→ **Try it**: Return, from the lines below, each one that includes the word "cultes".

---------- Entries shown ----------

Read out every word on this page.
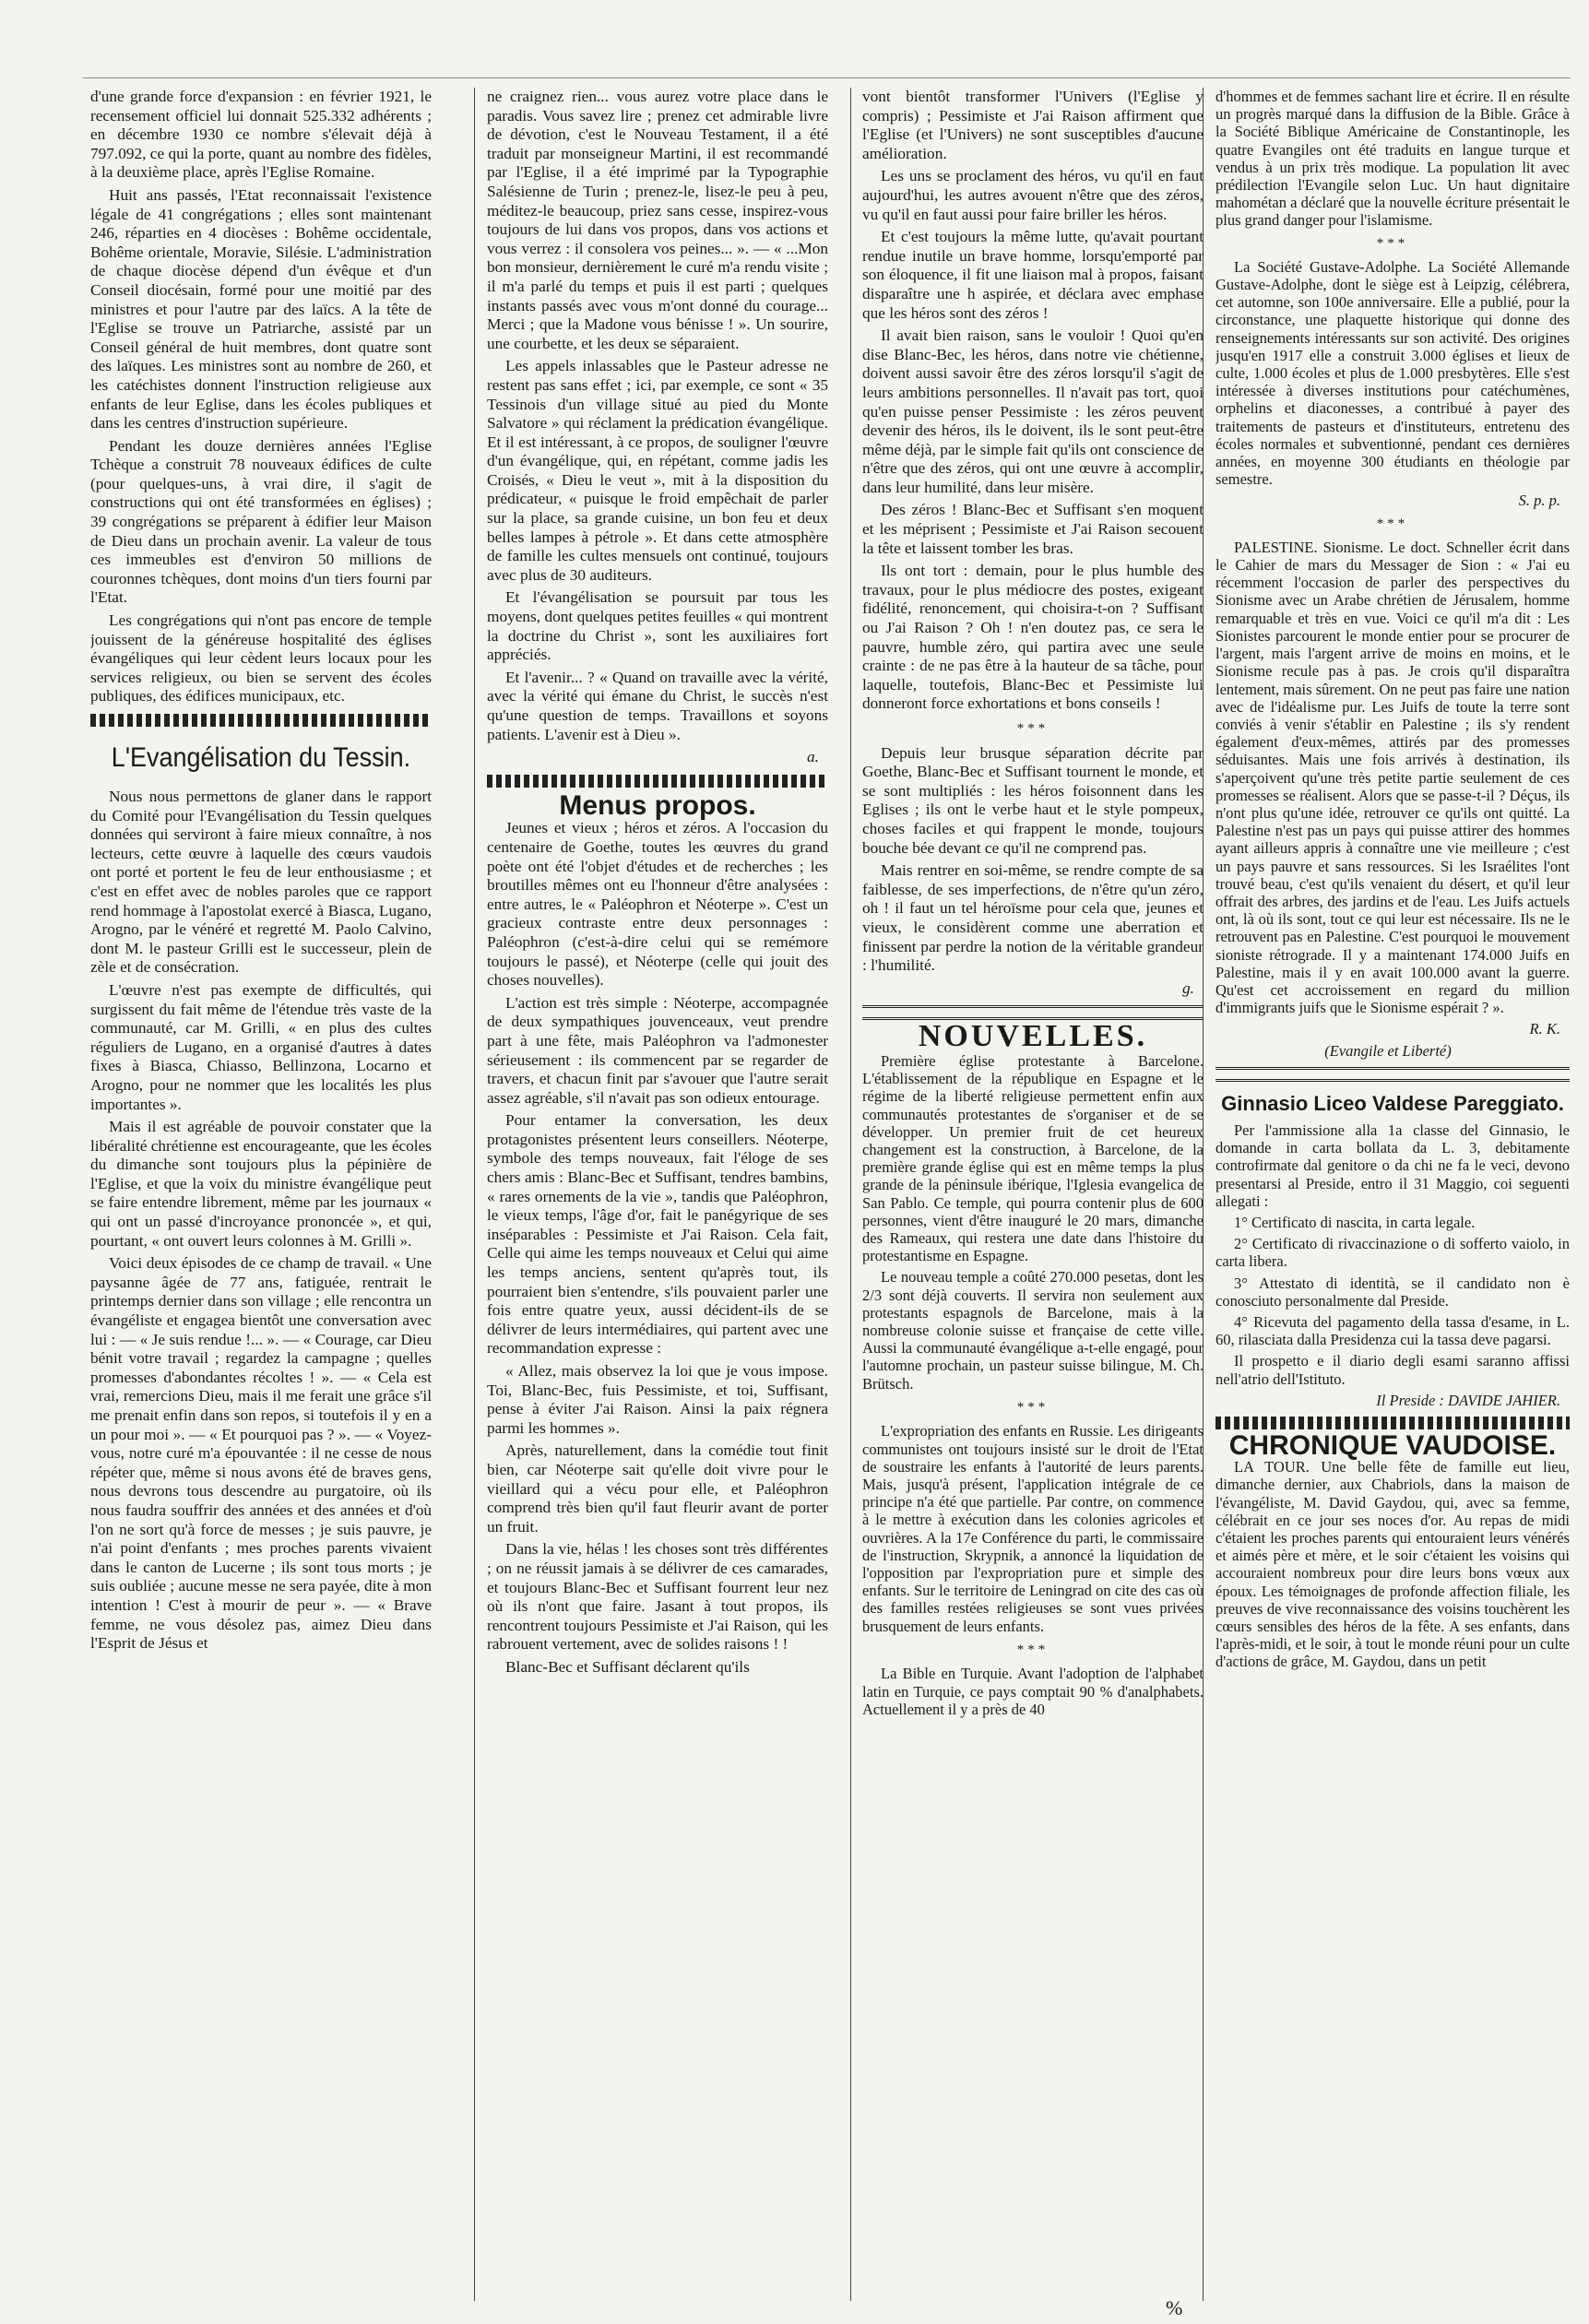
d'une grande force d'expansion : en février 1921, le recensement officiel lui donnait 525.332 adhérents ; en décembre 1930 ce nombre s'élevait déjà à 797.092, ce qui la porte, quant au nombre des fidèles, à la deuxième place, après l'Eglise Romaine.

Huit ans passés, l'Etat reconnaissait l'existence légale de 41 congrégations ; elles sont maintenant 246, réparties en 4 diocèses : Bohême occidentale, Bohême orientale, Moravie, Silésie. L'administration de chaque diocèse dépend d'un évêque et d'un Conseil diocésain, formé pour une moitié par des ministres et pour l'autre par des laïcs. A la tête de l'Eglise se trouve un Patriarche, assisté par un Conseil général de huit membres, dont quatre sont des laïques. Les ministres sont au nombre de 260, et les catéchistes donnent l'instruction religieuse aux enfants de leur Eglise, dans les écoles publiques et dans les centres d'instruction supérieure.

Pendant les douze dernières années l'Eglise Tchèque a construit 78 nouveaux édifices de culte (pour quelques-uns, à vrai dire, il s'agit de constructions qui ont été transformées en églises) ; 39 congrégations se préparent à édifier leur Maison de Dieu dans un prochain avenir. La valeur de tous ces immeubles est d'environ 50 millions de couronnes tchèques, dont moins d'un tiers fourni par l'Etat.

Les congrégations qui n'ont pas encore de temple jouissent de la généreuse hospitalité des églises évangéliques qui leur cèdent leurs locaux pour les services religieux, ou bien se servent des écoles publiques, des édifices municipaux, etc.

L'Evangélisation du Tessin.

Nous nous permettons de glaner dans le rapport du Comité pour l'Evangélisation du Tessin quelques données qui serviront à faire mieux connaître, à nos lecteurs, cette œuvre à laquelle des cœurs vaudois ont porté et portent le feu de leur enthousiasme ; et c'est en effet avec de nobles paroles que ce rapport rend hommage à l'apostolat exercé à Biasca, Lugano, Arogno, par le vénéré et regretté M. Paolo Calvino, dont M. le pasteur Grilli est le successeur, plein de zèle et de consécration.

L'œuvre n'est pas exempte de difficultés, qui surgissent du fait même de l'étendue très vaste de la communauté, car M. Grilli, « en plus des cultes réguliers de Lugano, en a organisé d'autres à dates fixes à Biasca, Chiasso, Bellinzona, Locarno et Arogno, pour ne nommer que les localités les plus importantes ».

Mais il est agréable de pouvoir constater que la libéralité chrétienne est encourageante, que les écoles du dimanche sont toujours plus la pépinière de l'Eglise, et que la voix du ministre évangélique peut se faire entendre librement, même par les journaux « qui ont un passé d'incroyance prononcée », et qui, pourtant, « ont ouvert leurs colonnes à M. Grilli ».

Voici deux épisodes de ce champ de travail. « Une paysanne âgée de 77 ans, fatiguée, rentrait le printemps dernier dans son village ; elle rencontra un évangéliste et engagea bientôt une conversation avec lui : — « Je suis rendue !... ». — « Courage, car Dieu bénit votre travail ; regardez la campagne ; quelles promesses d'abondantes récoltes ! ». — « Cela est vrai, remercions Dieu, mais il me ferait une grâce s'il me prenait enfin dans son repos, si toutefois il y en a un pour moi ». — « Et pourquoi pas ? ». — « Voyez-vous, notre curé m'a épouvantée : il ne cesse de nous répéter que, même si nous avons été de braves gens, nous devrons tous descendre au purgatoire, où ils nous faudra souffrir des années et des années et d'où l'on ne sort qu'à force de messes ; je suis pauvre, je n'ai point d'enfants ; mes proches parents vivaient dans le canton de Lucerne ; ils sont tous morts ; je suis oubliée ; aucune messe ne sera payée, dite à mon intention ! C'est à mourir de peur ». — « Brave femme, ne vous désolez pas, aimez Dieu dans l'Esprit de Jésus et

ne craignez rien... vous aurez votre place dans le paradis. Vous savez lire ; prenez cet admirable livre de dévotion, c'est le Nouveau Testament, il a été traduit par monseigneur Martini, il est recommandé par l'Eglise, il a été imprimé par la Typographie Salésienne de Turin ; prenez-le, lisez-le peu à peu, méditez-le beaucoup, priez sans cesse, inspirez-vous toujours de lui dans vos propos, dans vos actions et vous verrez : il consolera vos peines... ». — « ...Mon bon monsieur, dernièrement le curé m'a rendu visite ; il m'a parlé du temps et puis il est parti ; quelques instants passés avec vous m'ont donné du courage... Merci ; que la Madone vous bénisse ! ». Un sourire, une courbette, et les deux se séparaient.

Les appels inlassables que le Pasteur adresse ne restent pas sans effet ; ici, par exemple, ce sont « 35 Tessinois d'un village situé au pied du Monte Salvatore » qui réclament la prédication évangélique. Et il est intéressant, à ce propos, de souligner l'œuvre d'un évangélique, qui, en répétant, comme jadis les Croisés, « Dieu le veut », mit à la disposition du prédicateur, « puisque le froid empêchait de parler sur la place, sa grande cuisine, un bon feu et deux belles lampes à pétrole ». Et dans cette atmosphère de famille les cultes mensuels ont continué, toujours avec plus de 30 auditeurs.

Et l'évangélisation se poursuit par tous les moyens, dont quelques petites feuilles « qui montrent la doctrine du Christ », sont les auxiliaires fort appréciés.

Et l'avenir... ? « Quand on travaille avec la vérité, avec la vérité qui émane du Christ, le succès n'est qu'une question de temps. Travaillons et soyons patients. L'avenir est à Dieu ».

a.
Menus propos.

Jeunes et vieux ; héros et zéros. A l'occasion du centenaire de Goethe, toutes les œuvres du grand poète ont été l'objet d'études et de recherches ; les broutilles mêmes ont eu l'honneur d'être analysées : entre autres, le « Paléophron et Néoterpe ». C'est un gracieux contraste entre deux personnages : Paléophron (c'est-à-dire celui qui se remémore toujours le passé), et Néoterpe (celle qui jouit des choses nouvelles).

L'action est très simple : Néoterpe, accompagnée de deux sympathiques jouvenceaux, veut prendre part à une fête, mais Paléophron va l'admonester sérieusement : ils commencent par se regarder de travers, et chacun finit par s'avouer que l'autre serait assez agréable, s'il n'avait pas son odieux entourage.

Pour entamer la conversation, les deux protagonistes présentent leurs conseillers. Néoterpe, symbole des temps nouveaux, fait l'éloge de ses chers amis : Blanc-Bec et Suffisant, tendres bambins, « rares ornements de la vie », tandis que Paléophron, le vieux temps, l'âge d'or, fait le panégyrique de ses inséparables : Pessimiste et J'ai Raison. Cela fait, Celle qui aime les temps nouveaux et Celui qui aime les temps anciens, sentent qu'après tout, ils pourraient bien s'entendre, s'ils pouvaient parler une fois entre quatre yeux, aussi décident-ils de se délivrer de leurs intermédiaires, qui partent avec une recommandation expresse :

« Allez, mais observez la loi que je vous impose. Toi, Blanc-Bec, fuis Pessimiste, et toi, Suffisant, pense à éviter J'ai Raison. Ainsi la paix régnera parmi les hommes ».

Après, naturellement, dans la comédie tout finit bien, car Néoterpe sait qu'elle doit vivre pour le vieillard qui a vécu pour elle, et Paléophron comprend très bien qu'il faut fleurir avant de porter un fruit.

Dans la vie, hélas ! les choses sont très différentes ; on ne réussit jamais à se délivrer de ces camarades, et toujours Blanc-Bec et Suffisant fourrent leur nez où ils n'ont que faire. Jasant à tout propos, ils rencontrent toujours Pessimiste et J'ai Raison, qui les rabrouent vertement, avec de solides raisons ! !

Blanc-Bec et Suffisant déclarent qu'ils

vont bientôt transformer l'Univers (l'Eglise y compris) ; Pessimiste et J'ai Raison affirment que l'Eglise (et l'Univers) ne sont susceptibles d'aucune amélioration.

Les uns se proclament des héros, vu qu'il en faut aujourd'hui, les autres avouent n'être que des zéros, vu qu'il en faut aussi pour faire briller les héros.

Et c'est toujours la même lutte, qu'avait pourtant rendue inutile un brave homme, lorsqu'emporté par son éloquence, il fit une liaison mal à propos, faisant disparaître une h aspirée, et déclara avec emphase que les héros sont des zéros !

Il avait bien raison, sans le vouloir ! Quoi qu'en dise Blanc-Bec, les héros, dans notre vie chétienne, doivent aussi savoir être des zéros lorsqu'il s'agit de leurs ambitions personnelles. Il n'avait pas tort, quoi qu'en puisse penser Pessimiste : les zéros peuvent devenir des héros, ils le doivent, ils le sont peut-être même déjà, par le simple fait qu'ils ont conscience de n'être que des zéros, qui ont une œuvre à accomplir, dans leur humilité, dans leur misère.

Des zéros ! Blanc-Bec et Suffisant s'en moquent et les méprisent ; Pessimiste et J'ai Raison secouent la tête et laissent tomber les bras.

Ils ont tort : demain, pour le plus humble des travaux, pour le plus médiocre des postes, exigeant fidélité, renoncement, qui choisira-t-on ? Suffisant ou J'ai Raison ? Oh ! n'en doutez pas, ce sera le pauvre, humble zéro, qui partira avec une seule crainte : de ne pas être à la hauteur de sa tâche, pour laquelle, toutefois, Blanc-Bec et Pessimiste lui donneront force exhortations et bons conseils !

***

Depuis leur brusque séparation décrite par Goethe, Blanc-Bec et Suffisant tournent le monde, et se sont multipliés : les héros foisonnent dans les Eglises ; ils ont le verbe haut et le style pompeux, choses faciles et qui frappent le monde, toujours bouche bée devant ce qu'il ne comprend pas.

Mais rentrer en soi-même, se rendre compte de sa faiblesse, de ses imperfections, de n'être qu'un zéro, oh ! il faut un tel héroïsme pour cela que, jeunes et vieux, le considèrent comme une aberration et finissent par perdre la notion de la véritable grandeur : l'humilité.

g.
NOUVELLES.

Première église protestante à Barcelone. L'établissement de la république en Espagne et le régime de la liberté religieuse permettent enfin aux communautés protestantes de s'organiser et de se développer. Un premier fruit de cet heureux changement est la construction, à Barcelone, de la première grande église qui est en même temps la plus grande de la péninsule ibérique, l'Iglesia evangelica de San Pablo. Ce temple, qui pourra contenir plus de 600 personnes, vient d'être inauguré le 20 mars, dimanche des Rameaux, qui restera une date dans l'histoire du protestantisme en Espagne.

Le nouveau temple a coûté 270.000 pesetas, dont les 2/3 sont déjà couverts. Il servira non seulement aux protestants espagnols de Barcelone, mais à la nombreuse colonie suisse et française de cette ville. Aussi la communauté évangélique a-t-elle engagé, pour l'automne prochain, un pasteur suisse bilingue, M. Ch. Brütsch.

***

L'expropriation des enfants en Russie. Les dirigeants communistes ont toujours insisté sur le droit de l'Etat de soustraire les enfants à l'autorité de leurs parents. Mais, jusqu'à présent, l'application intégrale de ce principe n'a été que partielle. Par contre, on commence à le mettre à exécution dans les colonies agricoles et ouvrières. A la 17e Conférence du parti, le commissaire de l'instruction, Skrypnik, a annoncé la liquidation de l'opposition par l'expropriation pure et simple des enfants. Sur le territoire de Leningrad on cite des cas où des familles restées religieuses se sont vues privées brusquement de leurs enfants.

***

La Bible en Turquie. Avant l'adoption de l'alphabet latin en Turquie, ce pays comptait 90 % d'analphabets. Actuellement il y a près de 40

d'hommes et de femmes sachant lire et écrire. Il en résulte un progrès marqué dans la diffusion de la Bible. Grâce à la Société Biblique Américaine de Constantinople, les quatre Evangiles ont été traduits en langue turque et vendus à un prix très modique. La population lit avec prédilection l'Evangile selon Luc. Un haut dignitaire mahométan a déclaré que la nouvelle écriture présentait le plus grand danger pour l'islamisme.

***

La Société Gustave-Adolphe. La Société Allemande Gustave-Adolphe, dont le siège est à Leipzig, célébrera, cet automne, son 100e anniversaire. Elle a publié, pour la circonstance, une plaquette historique qui donne des renseignements intéressants sur son activité. Des origines jusqu'en 1917 elle a construit 3.000 églises et lieux de culte, 1.000 écoles et plus de 1.000 presbytères. Elle s'est intéressée à diverses institutions pour catéchumènes, orphelins et diaconesses, a contribué à payer des traitements de pasteurs et d'instituteurs, entretenu des écoles normales et subventionné, pendant ces dernières années, en moyenne 300 étudiants en théologie par semestre.

S. p. p.
***

PALESTINE. Sionisme. Le doct. Schneller écrit dans le Cahier de mars du Messager de Sion : « J'ai eu récemment l'occasion de parler des perspectives du Sionisme avec un Arabe chrétien de Jérusalem, homme remarquable et très en vue. Voici ce qu'il m'a dit : Les Sionistes parcourent le monde entier pour se procurer de l'argent, mais l'argent arrive de moins en moins, et le Sionisme recule pas à pas. Je crois qu'il disparaîtra lentement, mais sûrement. On ne peut pas faire une nation avec de l'idéalisme pur. Les Juifs de toute la terre sont conviés à venir s'établir en Palestine ; ils s'y rendent également d'eux-mêmes, attirés par des promesses séduisantes. Mais une fois arrivés à destination, ils s'aperçoivent qu'une très petite partie seulement de ces promesses se réalisent. Alors que se passe-t-il ? Déçus, ils n'ont plus qu'une idée, retrouver ce qu'ils ont quitté. La Palestine n'est pas un pays qui puisse attirer des hommes ayant ailleurs appris à connaître une vie meilleure ; c'est un pays pauvre et sans ressources. Si les Israélites l'ont trouvé beau, c'est qu'ils venaient du désert, et qu'il leur offrait des arbres, des jardins et de l'eau. Les Juifs actuels ont, là où ils sont, tout ce qui leur est nécessaire. Ils ne le retrouvent pas en Palestine. C'est pourquoi le mouvement sioniste rétrograde. Il y a maintenant 174.000 Juifs en Palestine, mais il y en avait 100.000 avant la guerre. Qu'est cet accroissement en regard du million d'immigrants juifs que le Sionisme espérait ? ».

R. K.
(Evangile et Liberté)
Ginnasio Liceo Valdese Pareggiato.

Per l'ammissione alla 1a classe del Ginnasio, le domande in carta bollata da L. 3, debitamente controfirmate dal genitore o da chi ne fa le veci, devono presentarsi al Preside, entro il 31 Maggio, coi seguenti allegati :

1° Certificato di nascita, in carta legale.

2° Certificato di rivaccinazione o di sofferto vaiolo, in carta libera.

3° Attestato di identità, se il candidato non è conosciuto personalmente dal Preside.

4° Ricevuta del pagamento della tassa d'esame, in L. 60, rilasciata dalla Presidenza cui la tassa deve pagarsi.

Il prospetto e il diario degli esami saranno affissi nell'atrio dell'Istituto.

Il Preside : DAVIDE JAHIER.
CHRONIQUE VAUDOISE.

LA TOUR. Une belle fête de famille eut lieu, dimanche dernier, aux Chabriols, dans la maison de l'évangéliste, M. David Gaydou, qui, avec sa femme, célébrait en ce jour ses noces d'or. Au repas de midi c'étaient les proches parents qui entouraient leurs vénérés et aimés père et mère, et le soir c'étaient les voisins qui accouraient nombreux pour dire leurs bons vœux aux époux. Les témoignages de profonde affection filiale, les preuves de vive reconnaissance des voisins touchèrent les cœurs sensibles des héros de la fête. A ses enfants, dans l'après-midi, et le soir, à tout le monde réuni pour un culte d'actions de grâce, M. Gaydou, dans un petit

%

----------

→ **Completed task**:
L'œuvre n'est pas exempte de difficultés, qui surgissent du fait même de l'étendue très vaste de la communauté, car M. Grilli, « en plus des cultes réguliers de Lugano, en a organisé d'autres à dates fixes à Biasca, Chiasso, Bellinzona, Locarno et Arogno, pour ne nommer que les localités les plus importantes ».
Les appels inlassables que le Pasteur adresse ne restent pas sans effet ; ici, par exemple, ce sont « 35 Tessinois d'un village situé au pied du Monte Salvatore » qui réclament la prédication évangélique. Et il est intéressant, à ce propos, de souligner l'œuvre d'un évangélique, qui, en répétant, comme jadis les Croisés, « Dieu le veut », mit à la disposition du prédicateur, « puisque le froid empêchait de parler sur la place, sa grande cuisine, un bon feu et deux belles lampes à pétrole ». Et dans cette atmosphère de famille les cultes mensuels ont continué, toujours avec plus de 30 auditeurs.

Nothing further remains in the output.